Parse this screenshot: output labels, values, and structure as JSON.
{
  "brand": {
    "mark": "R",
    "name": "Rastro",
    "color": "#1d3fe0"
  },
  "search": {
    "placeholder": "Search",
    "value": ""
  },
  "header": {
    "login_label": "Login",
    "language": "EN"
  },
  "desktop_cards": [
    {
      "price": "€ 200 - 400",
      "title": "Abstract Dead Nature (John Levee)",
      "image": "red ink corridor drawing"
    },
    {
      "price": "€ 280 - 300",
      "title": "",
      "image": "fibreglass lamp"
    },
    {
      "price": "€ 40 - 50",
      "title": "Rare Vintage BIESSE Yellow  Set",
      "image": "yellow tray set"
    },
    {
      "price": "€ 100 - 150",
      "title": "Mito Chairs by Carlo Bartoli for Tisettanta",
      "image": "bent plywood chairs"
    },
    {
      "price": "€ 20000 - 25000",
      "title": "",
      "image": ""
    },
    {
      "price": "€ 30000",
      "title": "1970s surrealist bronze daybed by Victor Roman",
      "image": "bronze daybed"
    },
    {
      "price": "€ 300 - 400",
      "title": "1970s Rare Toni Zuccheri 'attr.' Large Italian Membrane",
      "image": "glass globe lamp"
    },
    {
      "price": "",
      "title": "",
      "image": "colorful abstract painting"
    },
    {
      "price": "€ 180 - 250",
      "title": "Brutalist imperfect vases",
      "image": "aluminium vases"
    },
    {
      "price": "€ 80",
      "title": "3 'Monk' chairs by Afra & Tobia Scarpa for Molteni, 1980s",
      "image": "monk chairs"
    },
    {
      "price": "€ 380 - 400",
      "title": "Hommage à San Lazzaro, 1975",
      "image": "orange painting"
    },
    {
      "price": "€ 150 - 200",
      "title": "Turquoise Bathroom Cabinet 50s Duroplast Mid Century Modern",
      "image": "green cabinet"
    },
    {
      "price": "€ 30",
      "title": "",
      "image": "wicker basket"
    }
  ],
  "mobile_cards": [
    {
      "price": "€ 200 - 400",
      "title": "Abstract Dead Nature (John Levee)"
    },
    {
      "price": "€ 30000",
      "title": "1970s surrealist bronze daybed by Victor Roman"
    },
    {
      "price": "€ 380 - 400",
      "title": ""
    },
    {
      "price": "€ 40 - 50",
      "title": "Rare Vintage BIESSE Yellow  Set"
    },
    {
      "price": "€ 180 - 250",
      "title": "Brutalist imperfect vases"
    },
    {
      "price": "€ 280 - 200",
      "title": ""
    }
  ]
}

☆ ☆ ☆

» **SHORT PROBLEM**
Reproduce all data above, unchanged.

» **TASK RESPONSE**
Parse this screenshot: output labels, values, and structure as JSON.
{
  "brand": {
    "mark": "R",
    "name": "Rastro",
    "color": "#1d3fe0"
  },
  "search": {
    "placeholder": "Search",
    "value": ""
  },
  "header": {
    "login_label": "Login",
    "language": "EN"
  },
  "desktop_cards": [
    {
      "price": "€ 200 - 400",
      "title": "Abstract Dead Nature (John Levee)",
      "image": "red ink corridor drawing"
    },
    {
      "price": "€ 280 - 300",
      "title": "",
      "image": "fibreglass lamp"
    },
    {
      "price": "€ 40 - 50",
      "title": "Rare Vintage BIESSE Yellow  Set",
      "image": "yellow tray set"
    },
    {
      "price": "€ 100 - 150",
      "title": "Mito Chairs by Carlo Bartoli for Tisettanta",
      "image": "bent plywood chairs"
    },
    {
      "price": "€ 20000 - 25000",
      "title": "",
      "image": ""
    },
    {
      "price": "€ 30000",
      "title": "1970s surrealist bronze daybed by Victor Roman",
      "image": "bronze daybed"
    },
    {
      "price": "€ 300 - 400",
      "title": "1970s Rare Toni Zuccheri 'attr.' Large Italian Membrane",
      "image": "glass globe lamp"
    },
    {
      "price": "",
      "title": "",
      "image": "colorful abstract painting"
    },
    {
      "price": "€ 180 - 250",
      "title": "Brutalist imperfect vases",
      "image": "aluminium vases"
    },
    {
      "price": "€ 80",
      "title": "3 'Monk' chairs by Afra & Tobia Scarpa for Molteni, 1980s",
      "image": "monk chairs"
    },
    {
      "price": "€ 380 - 400",
      "title": "Hommage à San Lazzaro, 1975",
      "image": "orange painting"
    },
    {
      "price": "€ 150 - 200",
      "title": "Turquoise Bathroom Cabinet 50s Duroplast Mid Century Modern",
      "image": "green cabinet"
    },
    {
      "price": "€ 30",
      "title": "",
      "image": "wicker basket"
    }
  ],
  "mobile_cards": [
    {
      "price": "€ 200 - 400",
      "title": "Abstract Dead Nature (John Levee)"
    },
    {
      "price": "€ 30000",
      "title": "1970s surrealist bronze daybed by Victor Roman"
    },
    {
      "price": "€ 380 - 400",
      "title": ""
    },
    {
      "price": "€ 40 - 50",
      "title": "Rare Vintage BIESSE Yellow  Set"
    },
    {
      "price": "€ 180 - 250",
      "title": "Brutalist imperfect vases"
    },
    {
      "price": "€ 280 - 200",
      "title": ""
    }
  ]
}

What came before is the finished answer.